■ **Extracted records**:
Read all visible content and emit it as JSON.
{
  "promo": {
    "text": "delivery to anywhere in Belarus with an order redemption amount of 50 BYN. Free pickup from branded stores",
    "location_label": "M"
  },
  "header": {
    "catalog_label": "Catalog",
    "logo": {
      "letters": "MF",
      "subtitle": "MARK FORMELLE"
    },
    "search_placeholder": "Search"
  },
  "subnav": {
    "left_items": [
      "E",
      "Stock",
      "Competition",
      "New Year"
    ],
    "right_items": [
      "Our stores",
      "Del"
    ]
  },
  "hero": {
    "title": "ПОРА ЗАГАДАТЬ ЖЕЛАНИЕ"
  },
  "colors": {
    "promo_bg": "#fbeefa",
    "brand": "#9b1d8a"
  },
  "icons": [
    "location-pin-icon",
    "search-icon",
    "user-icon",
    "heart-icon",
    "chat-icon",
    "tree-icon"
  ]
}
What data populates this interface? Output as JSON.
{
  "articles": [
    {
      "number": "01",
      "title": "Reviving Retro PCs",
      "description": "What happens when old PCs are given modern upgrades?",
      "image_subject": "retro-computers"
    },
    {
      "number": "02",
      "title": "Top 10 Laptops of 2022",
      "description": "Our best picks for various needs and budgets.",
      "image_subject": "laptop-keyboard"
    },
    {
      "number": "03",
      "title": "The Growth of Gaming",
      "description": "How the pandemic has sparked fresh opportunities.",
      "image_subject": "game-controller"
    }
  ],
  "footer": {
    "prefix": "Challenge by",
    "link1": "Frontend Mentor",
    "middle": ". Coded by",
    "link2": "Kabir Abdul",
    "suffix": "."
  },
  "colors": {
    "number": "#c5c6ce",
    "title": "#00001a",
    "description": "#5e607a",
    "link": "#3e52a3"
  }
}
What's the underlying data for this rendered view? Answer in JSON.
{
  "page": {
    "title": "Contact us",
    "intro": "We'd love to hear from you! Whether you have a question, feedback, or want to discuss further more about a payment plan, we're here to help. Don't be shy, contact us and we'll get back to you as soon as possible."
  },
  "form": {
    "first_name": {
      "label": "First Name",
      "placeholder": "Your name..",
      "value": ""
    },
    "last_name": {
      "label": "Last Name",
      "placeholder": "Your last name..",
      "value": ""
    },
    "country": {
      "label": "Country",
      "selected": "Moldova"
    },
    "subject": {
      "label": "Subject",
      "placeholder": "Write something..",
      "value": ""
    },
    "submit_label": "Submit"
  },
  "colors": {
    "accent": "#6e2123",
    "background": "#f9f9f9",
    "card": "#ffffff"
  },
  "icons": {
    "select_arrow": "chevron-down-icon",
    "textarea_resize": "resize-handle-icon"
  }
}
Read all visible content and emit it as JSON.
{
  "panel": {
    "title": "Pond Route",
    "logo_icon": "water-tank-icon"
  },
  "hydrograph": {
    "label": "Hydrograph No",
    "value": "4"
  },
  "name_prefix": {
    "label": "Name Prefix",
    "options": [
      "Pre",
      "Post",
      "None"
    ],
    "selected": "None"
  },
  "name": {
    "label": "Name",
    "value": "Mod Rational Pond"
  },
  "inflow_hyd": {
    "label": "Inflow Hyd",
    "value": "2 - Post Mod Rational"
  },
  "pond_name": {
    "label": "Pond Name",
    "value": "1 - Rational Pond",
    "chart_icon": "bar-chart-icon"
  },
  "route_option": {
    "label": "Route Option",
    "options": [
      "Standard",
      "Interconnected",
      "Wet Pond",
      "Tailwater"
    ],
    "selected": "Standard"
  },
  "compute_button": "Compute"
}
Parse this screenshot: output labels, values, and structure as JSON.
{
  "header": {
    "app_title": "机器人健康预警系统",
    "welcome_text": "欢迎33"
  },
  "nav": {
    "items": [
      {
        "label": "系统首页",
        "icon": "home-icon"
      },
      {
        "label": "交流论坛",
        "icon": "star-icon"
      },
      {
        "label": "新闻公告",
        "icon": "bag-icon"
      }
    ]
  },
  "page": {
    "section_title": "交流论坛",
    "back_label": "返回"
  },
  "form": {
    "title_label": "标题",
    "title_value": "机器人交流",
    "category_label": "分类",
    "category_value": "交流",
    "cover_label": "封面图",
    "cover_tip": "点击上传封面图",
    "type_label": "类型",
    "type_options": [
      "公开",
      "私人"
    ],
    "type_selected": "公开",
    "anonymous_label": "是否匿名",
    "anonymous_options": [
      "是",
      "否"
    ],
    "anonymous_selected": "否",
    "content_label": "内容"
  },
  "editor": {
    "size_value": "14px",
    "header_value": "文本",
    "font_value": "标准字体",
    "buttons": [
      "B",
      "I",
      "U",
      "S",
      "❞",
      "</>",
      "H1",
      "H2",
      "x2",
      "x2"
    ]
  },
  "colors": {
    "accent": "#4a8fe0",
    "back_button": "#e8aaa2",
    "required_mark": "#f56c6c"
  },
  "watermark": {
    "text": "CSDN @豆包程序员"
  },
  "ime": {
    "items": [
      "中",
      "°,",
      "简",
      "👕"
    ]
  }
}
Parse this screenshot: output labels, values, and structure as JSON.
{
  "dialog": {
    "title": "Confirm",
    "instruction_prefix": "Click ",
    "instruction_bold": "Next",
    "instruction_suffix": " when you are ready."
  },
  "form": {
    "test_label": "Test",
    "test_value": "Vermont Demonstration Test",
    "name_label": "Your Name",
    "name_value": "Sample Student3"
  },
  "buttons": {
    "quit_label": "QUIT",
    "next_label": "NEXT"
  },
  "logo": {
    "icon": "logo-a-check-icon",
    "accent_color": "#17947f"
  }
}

■ **Job**: Could you quote the material above in full, exactly as it stands?

■ **Worked solution**:
Read all visible content and emit it as JSON.
{
  "promo": {
    "text": "delivery to anywhere in Belarus with an order redemption amount of 50 BYN. Free pickup from branded stores",
    "location_label": "M"
  },
  "header": {
    "catalog_label": "Catalog",
    "logo": {
      "letters": "MF",
      "subtitle": "MARK FORMELLE"
    },
    "search_placeholder": "Search"
  },
  "subnav": {
    "left_items": [
      "E",
      "Stock",
      "Competition",
      "New Year"
    ],
    "right_items": [
      "Our stores",
      "Del"
    ]
  },
  "hero": {
    "title": "ПОРА ЗАГАДАТЬ ЖЕЛАНИЕ"
  },
  "colors": {
    "promo_bg": "#fbeefa",
    "brand": "#9b1d8a"
  },
  "icons": [
    "location-pin-icon",
    "search-icon",
    "user-icon",
    "heart-icon",
    "chat-icon",
    "tree-icon"
  ]
}
What data populates this interface? Output as JSON.
{
  "articles": [
    {
      "number": "01",
      "title": "Reviving Retro PCs",
      "description": "What happens when old PCs are given modern upgrades?",
      "image_subject": "retro-computers"
    },
    {
      "number": "02",
      "title": "Top 10 Laptops of 2022",
      "description": "Our best picks for various needs and budgets.",
      "image_subject": "laptop-keyboard"
    },
    {
      "number": "03",
      "title": "The Growth of Gaming",
      "description": "How the pandemic has sparked fresh opportunities.",
      "image_subject": "game-controller"
    }
  ],
  "footer": {
    "prefix": "Challenge by",
    "link1": "Frontend Mentor",
    "middle": ". Coded by",
    "link2": "Kabir Abdul",
    "suffix": "."
  },
  "colors": {
    "number": "#c5c6ce",
    "title": "#00001a",
    "description": "#5e607a",
    "link": "#3e52a3"
  }
}
What's the underlying data for this rendered view? Answer in JSON.
{
  "page": {
    "title": "Contact us",
    "intro": "We'd love to hear from you! Whether you have a question, feedback, or want to discuss further more about a payment plan, we're here to help. Don't be shy, contact us and we'll get back to you as soon as possible."
  },
  "form": {
    "first_name": {
      "label": "First Name",
      "placeholder": "Your name..",
      "value": ""
    },
    "last_name": {
      "label": "Last Name",
      "placeholder": "Your last name..",
      "value": ""
    },
    "country": {
      "label": "Country",
      "selected": "Moldova"
    },
    "subject": {
      "label": "Subject",
      "placeholder": "Write something..",
      "value": ""
    },
    "submit_label": "Submit"
  },
  "colors": {
    "accent": "#6e2123",
    "background": "#f9f9f9",
    "card": "#ffffff"
  },
  "icons": {
    "select_arrow": "chevron-down-icon",
    "textarea_resize": "resize-handle-icon"
  }
}
Read all visible content and emit it as JSON.
{
  "panel": {
    "title": "Pond Route",
    "logo_icon": "water-tank-icon"
  },
  "hydrograph": {
    "label": "Hydrograph No",
    "value": "4"
  },
  "name_prefix": {
    "label": "Name Prefix",
    "options": [
      "Pre",
      "Post",
      "None"
    ],
    "selected": "None"
  },
  "name": {
    "label": "Name",
    "value": "Mod Rational Pond"
  },
  "inflow_hyd": {
    "label": "Inflow Hyd",
    "value": "2 - Post Mod Rational"
  },
  "pond_name": {
    "label": "Pond Name",
    "value": "1 - Rational Pond",
    "chart_icon": "bar-chart-icon"
  },
  "route_option": {
    "label": "Route Option",
    "options": [
      "Standard",
      "Interconnected",
      "Wet Pond",
      "Tailwater"
    ],
    "selected": "Standard"
  },
  "compute_button": "Compute"
}
Parse this screenshot: output labels, values, and structure as JSON.
{
  "header": {
    "app_title": "机器人健康预警系统",
    "welcome_text": "欢迎33"
  },
  "nav": {
    "items": [
      {
        "label": "系统首页",
        "icon": "home-icon"
      },
      {
        "label": "交流论坛",
        "icon": "star-icon"
      },
      {
        "label": "新闻公告",
        "icon": "bag-icon"
      }
    ]
  },
  "page": {
    "section_title": "交流论坛",
    "back_label": "返回"
  },
  "form": {
    "title_label": "标题",
    "title_value": "机器人交流",
    "category_label": "分类",
    "category_value": "交流",
    "cover_label": "封面图",
    "cover_tip": "点击上传封面图",
    "type_label": "类型",
    "type_options": [
      "公开",
      "私人"
    ],
    "type_selected": "公开",
    "anonymous_label": "是否匿名",
    "anonymous_options": [
      "是",
      "否"
    ],
    "anonymous_selected": "否",
    "content_label": "内容"
  },
  "editor": {
    "size_value": "14px",
    "header_value": "文本",
    "font_value": "标准字体",
    "buttons": [
      "B",
      "I",
      "U",
      "S",
      "❞",
      "</>",
      "H1",
      "H2",
      "x2",
      "x2"
    ]
  },
  "colors": {
    "accent": "#4a8fe0",
    "back_button": "#e8aaa2",
    "required_mark": "#f56c6c"
  },
  "watermark": {
    "text": "CSDN @豆包程序员"
  },
  "ime": {
    "items": [
      "中",
      "°,",
      "简",
      "👕"
    ]
  }
}
Parse this screenshot: output labels, values, and structure as JSON.
{
  "dialog": {
    "title": "Confirm",
    "instruction_prefix": "Click ",
    "instruction_bold": "Next",
    "instruction_suffix": " when you are ready."
  },
  "form": {
    "test_label": "Test",
    "test_value": "Vermont Demonstration Test",
    "name_label": "Your Name",
    "name_value": "Sample Student3"
  },
  "buttons": {
    "quit_label": "QUIT",
    "next_label": "NEXT"
  },
  "logo": {
    "icon": "logo-a-check-icon",
    "accent_color": "#17947f"
  }
}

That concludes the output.